DOCUMENT SECTION:
= = = =

Aggregating Application Logs from Kubernetes Clusters using Fluentd to Log Intelligence

BY Bill Shetti
Aug 22 2018
10 Min

One of the key issues with managing Kubernetes is observability. Observability is the ability for you as an admin or developer to gain insight into multiple data points/sets from the Kubernetes cluster and analyze this data in resolving issues.

Observability in Kubernetes uses cluster and application data from the following sources:

  1. Monitoring metrics — Pulling metrics from the cluster, through cAdvisor, metrics server, and/or prometheus, along with application data which can be aggregated across clusters in Wavefront by VMware.
  2. Logging data — Whether its cluster logs, or application log information like syslog, these data sets are important analysis.
  3. Tracing data — generally obtained with tools like zipkin, jaeger, etc. and provide detailed flow information about the application

In this blog we explore the logging data aspects and describe how to aggregate application logging data from containers running on kubernetes into VMware Log Intelligence.

In particular we will investigate how to configure, build and deploy fluentd daemonset to collect application data and forward to Log Intelligence.

A daemonset as defined in Kubernetes documentation is:

“A DaemonSet ensures that all (or some) Nodes run a copy of a Pod. As nodes are added to the cluster, Pods are added to them. As nodes are removed from the cluster, those Pods are garbage collected. Deleting a DaemonSet will clean up the Pods it created.”

= = = =

RECORD EXTRACTS:
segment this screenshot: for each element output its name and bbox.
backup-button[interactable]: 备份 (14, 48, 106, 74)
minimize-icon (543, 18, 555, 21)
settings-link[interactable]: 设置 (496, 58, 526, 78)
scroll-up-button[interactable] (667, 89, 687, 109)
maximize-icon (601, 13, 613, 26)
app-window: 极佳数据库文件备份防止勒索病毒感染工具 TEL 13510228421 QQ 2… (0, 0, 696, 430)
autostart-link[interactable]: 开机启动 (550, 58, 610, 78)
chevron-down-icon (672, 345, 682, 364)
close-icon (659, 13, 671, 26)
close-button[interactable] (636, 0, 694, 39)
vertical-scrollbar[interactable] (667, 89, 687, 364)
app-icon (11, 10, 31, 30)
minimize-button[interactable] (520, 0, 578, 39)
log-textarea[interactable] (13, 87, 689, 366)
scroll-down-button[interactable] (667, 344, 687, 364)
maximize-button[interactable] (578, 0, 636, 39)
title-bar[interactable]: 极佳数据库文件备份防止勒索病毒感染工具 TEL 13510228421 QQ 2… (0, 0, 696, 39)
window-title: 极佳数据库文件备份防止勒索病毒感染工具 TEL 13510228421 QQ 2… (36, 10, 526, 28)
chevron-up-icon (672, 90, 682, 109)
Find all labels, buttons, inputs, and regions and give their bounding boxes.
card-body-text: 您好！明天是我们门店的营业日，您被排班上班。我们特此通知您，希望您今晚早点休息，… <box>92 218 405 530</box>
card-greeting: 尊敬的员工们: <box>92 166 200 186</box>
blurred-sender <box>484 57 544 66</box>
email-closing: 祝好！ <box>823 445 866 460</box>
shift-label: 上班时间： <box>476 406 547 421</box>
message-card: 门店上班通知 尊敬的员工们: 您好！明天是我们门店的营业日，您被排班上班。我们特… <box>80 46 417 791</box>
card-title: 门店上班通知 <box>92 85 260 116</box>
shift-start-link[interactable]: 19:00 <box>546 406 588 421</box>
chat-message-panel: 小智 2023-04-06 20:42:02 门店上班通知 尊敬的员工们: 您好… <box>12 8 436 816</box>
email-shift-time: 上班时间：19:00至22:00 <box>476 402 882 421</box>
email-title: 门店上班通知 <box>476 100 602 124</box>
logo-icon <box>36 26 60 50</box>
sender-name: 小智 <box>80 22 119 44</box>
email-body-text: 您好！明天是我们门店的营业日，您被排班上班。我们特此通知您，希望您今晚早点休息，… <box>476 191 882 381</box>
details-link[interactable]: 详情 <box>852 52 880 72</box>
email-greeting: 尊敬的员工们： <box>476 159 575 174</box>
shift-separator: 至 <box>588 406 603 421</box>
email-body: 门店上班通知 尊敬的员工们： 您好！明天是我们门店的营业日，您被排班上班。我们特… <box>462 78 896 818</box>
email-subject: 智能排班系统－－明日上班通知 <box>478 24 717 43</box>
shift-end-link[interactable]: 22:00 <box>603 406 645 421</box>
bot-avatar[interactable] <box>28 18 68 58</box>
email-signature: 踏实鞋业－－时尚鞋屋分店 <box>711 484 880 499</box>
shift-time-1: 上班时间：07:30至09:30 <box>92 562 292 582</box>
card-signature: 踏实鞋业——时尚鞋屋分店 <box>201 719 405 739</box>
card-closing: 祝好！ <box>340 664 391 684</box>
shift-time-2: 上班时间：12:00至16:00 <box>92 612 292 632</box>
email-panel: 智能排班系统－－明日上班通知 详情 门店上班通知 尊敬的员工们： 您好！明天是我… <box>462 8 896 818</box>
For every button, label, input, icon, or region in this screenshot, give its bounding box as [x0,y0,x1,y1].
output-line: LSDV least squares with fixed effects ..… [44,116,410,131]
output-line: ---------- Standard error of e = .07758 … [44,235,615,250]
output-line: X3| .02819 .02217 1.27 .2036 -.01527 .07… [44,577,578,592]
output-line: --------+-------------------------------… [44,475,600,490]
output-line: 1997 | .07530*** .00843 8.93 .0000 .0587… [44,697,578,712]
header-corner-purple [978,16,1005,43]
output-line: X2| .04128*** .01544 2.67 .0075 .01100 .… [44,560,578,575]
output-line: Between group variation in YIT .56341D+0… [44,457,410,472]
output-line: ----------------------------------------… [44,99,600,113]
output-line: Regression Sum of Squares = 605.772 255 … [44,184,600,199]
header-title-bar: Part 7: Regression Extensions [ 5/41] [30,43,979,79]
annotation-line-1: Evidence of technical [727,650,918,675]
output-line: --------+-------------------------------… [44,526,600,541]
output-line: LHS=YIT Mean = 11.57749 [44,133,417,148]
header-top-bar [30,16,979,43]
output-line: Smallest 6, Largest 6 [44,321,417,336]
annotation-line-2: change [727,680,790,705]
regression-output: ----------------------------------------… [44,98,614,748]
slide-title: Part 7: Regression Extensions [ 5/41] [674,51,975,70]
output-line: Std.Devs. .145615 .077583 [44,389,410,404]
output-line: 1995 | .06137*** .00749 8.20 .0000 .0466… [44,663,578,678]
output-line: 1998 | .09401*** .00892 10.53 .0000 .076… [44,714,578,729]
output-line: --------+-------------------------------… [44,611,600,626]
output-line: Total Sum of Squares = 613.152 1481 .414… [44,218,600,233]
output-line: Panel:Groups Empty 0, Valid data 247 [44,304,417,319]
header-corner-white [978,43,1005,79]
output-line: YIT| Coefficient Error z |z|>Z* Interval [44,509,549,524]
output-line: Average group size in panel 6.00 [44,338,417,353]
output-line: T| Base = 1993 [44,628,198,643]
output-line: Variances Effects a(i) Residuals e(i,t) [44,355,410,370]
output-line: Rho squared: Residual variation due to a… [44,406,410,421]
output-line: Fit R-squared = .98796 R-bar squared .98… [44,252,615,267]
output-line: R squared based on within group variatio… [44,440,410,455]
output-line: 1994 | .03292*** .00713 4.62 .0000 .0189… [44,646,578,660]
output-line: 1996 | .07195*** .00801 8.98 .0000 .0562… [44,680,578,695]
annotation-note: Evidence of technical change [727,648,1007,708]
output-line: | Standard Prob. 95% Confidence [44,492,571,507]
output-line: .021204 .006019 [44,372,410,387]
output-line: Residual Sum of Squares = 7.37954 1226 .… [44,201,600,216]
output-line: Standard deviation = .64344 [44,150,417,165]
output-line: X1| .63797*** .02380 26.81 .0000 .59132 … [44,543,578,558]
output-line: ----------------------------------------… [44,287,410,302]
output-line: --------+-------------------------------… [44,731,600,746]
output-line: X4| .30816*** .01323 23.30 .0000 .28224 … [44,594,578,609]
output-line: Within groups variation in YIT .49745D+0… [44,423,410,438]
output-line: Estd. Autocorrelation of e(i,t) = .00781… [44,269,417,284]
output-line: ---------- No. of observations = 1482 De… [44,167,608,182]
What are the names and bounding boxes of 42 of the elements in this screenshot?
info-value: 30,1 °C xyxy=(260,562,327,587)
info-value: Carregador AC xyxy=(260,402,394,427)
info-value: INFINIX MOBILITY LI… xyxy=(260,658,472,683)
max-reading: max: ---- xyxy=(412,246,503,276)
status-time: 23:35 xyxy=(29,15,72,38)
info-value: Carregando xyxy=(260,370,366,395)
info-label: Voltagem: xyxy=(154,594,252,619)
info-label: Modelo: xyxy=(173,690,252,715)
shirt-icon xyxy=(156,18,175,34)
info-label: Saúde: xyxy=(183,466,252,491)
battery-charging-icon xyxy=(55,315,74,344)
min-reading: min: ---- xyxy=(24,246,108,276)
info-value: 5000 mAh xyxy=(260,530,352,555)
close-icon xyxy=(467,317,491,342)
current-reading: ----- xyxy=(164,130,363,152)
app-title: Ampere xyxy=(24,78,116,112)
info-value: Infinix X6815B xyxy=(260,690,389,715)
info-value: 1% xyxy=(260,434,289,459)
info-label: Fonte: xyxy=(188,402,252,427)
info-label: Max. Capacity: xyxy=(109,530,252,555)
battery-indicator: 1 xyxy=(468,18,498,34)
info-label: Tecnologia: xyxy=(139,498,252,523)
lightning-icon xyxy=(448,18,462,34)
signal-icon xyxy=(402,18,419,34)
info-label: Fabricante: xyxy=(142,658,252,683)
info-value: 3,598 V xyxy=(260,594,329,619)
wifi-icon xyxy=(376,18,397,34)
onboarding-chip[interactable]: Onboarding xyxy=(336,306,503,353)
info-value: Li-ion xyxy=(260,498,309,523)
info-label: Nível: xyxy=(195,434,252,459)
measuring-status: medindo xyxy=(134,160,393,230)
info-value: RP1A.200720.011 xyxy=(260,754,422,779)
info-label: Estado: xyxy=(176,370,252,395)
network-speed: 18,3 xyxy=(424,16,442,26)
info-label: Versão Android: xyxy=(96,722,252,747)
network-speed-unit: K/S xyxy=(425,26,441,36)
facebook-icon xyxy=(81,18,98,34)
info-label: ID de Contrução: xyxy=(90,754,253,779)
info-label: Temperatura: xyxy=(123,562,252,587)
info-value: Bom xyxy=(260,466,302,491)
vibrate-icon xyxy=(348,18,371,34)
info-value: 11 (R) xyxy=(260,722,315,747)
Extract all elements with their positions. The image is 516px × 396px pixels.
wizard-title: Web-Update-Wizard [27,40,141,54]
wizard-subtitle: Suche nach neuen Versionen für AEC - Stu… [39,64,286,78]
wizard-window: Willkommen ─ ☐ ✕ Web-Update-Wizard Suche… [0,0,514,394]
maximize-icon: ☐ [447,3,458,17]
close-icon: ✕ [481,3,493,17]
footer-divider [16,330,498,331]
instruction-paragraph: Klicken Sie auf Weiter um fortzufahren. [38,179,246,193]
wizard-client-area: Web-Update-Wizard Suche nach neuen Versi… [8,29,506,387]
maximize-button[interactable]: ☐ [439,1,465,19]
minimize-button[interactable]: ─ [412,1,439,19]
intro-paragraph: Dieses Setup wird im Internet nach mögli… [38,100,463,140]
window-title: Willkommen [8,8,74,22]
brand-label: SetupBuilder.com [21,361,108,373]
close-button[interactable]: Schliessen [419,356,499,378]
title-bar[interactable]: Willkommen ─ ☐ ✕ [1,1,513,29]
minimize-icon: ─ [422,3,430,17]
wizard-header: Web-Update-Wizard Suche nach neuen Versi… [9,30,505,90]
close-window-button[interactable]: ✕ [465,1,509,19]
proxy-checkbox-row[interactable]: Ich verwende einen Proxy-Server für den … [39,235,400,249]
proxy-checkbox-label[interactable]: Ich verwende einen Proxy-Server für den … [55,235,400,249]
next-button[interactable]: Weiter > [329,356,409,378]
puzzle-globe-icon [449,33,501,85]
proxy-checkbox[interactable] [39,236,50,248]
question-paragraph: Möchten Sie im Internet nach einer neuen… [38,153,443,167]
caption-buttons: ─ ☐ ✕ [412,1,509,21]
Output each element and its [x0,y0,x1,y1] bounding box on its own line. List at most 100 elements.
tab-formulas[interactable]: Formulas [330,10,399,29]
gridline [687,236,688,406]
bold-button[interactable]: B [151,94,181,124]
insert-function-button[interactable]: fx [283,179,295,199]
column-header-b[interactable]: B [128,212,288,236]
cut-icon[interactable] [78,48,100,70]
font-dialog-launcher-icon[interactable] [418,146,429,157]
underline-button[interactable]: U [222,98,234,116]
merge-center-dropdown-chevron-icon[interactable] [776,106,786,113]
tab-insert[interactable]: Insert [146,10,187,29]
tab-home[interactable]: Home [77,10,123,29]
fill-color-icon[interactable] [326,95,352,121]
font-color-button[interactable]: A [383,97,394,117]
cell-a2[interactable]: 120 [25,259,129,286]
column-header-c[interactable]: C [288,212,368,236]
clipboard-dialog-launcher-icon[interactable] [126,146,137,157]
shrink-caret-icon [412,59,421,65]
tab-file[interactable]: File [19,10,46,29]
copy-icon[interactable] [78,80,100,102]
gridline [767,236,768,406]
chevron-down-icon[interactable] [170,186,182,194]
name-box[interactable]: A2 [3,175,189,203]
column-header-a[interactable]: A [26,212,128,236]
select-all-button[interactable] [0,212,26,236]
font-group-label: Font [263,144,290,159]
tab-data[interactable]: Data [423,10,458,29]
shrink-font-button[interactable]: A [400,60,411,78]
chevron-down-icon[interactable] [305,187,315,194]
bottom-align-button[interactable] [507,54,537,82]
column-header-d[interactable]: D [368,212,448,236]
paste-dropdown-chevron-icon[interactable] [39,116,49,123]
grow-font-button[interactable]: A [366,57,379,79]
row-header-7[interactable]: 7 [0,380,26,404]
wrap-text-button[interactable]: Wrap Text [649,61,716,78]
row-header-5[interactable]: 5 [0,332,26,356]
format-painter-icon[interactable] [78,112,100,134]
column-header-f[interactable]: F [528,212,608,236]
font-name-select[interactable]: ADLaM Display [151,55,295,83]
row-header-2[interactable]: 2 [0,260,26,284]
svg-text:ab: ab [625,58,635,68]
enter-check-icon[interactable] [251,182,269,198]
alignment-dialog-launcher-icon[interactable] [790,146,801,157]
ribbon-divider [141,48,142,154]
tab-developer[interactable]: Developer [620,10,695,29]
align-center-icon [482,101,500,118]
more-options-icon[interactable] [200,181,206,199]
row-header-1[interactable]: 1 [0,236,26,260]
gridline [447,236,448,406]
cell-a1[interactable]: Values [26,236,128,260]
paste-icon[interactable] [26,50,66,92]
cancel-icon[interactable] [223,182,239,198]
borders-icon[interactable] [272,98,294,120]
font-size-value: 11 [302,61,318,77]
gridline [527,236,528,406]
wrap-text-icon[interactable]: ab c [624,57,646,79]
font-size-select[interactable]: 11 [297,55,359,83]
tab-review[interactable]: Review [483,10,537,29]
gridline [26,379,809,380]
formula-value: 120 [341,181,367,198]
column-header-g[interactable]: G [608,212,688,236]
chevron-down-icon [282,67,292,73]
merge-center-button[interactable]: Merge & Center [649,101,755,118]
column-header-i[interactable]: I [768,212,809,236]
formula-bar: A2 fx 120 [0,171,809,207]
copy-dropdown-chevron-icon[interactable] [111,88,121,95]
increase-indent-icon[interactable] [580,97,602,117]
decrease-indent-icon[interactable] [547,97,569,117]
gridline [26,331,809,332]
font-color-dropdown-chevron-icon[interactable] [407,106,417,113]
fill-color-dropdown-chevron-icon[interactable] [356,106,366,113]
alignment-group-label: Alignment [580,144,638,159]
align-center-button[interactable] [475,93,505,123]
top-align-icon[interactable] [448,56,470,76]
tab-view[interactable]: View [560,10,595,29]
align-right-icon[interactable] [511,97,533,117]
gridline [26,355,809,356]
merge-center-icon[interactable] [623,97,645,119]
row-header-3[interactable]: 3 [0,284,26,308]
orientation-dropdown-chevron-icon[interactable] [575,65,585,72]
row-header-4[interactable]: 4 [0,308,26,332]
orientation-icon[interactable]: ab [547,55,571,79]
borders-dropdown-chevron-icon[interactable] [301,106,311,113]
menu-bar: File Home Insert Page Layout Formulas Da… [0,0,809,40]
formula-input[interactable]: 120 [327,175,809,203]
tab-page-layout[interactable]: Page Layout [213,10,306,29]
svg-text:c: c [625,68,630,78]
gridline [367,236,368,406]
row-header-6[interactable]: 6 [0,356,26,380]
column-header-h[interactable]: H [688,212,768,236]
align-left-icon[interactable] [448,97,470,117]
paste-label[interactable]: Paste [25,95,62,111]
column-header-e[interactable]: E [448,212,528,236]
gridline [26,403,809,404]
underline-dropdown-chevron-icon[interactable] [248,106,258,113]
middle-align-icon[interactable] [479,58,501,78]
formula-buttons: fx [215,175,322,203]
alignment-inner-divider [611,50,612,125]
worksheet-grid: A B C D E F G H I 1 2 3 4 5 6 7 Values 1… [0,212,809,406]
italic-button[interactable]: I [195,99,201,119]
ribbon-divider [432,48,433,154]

= = = =

TASK:
Render this sentence from the Kubernetes logging post in Spanish: "As nodes are added to the cluster, Pods are added to them." The items have no connection to the Kubernetes logging post.

WORKED ANSWER:
A medida que se agregan nodos al clúster, se les agregan Pods.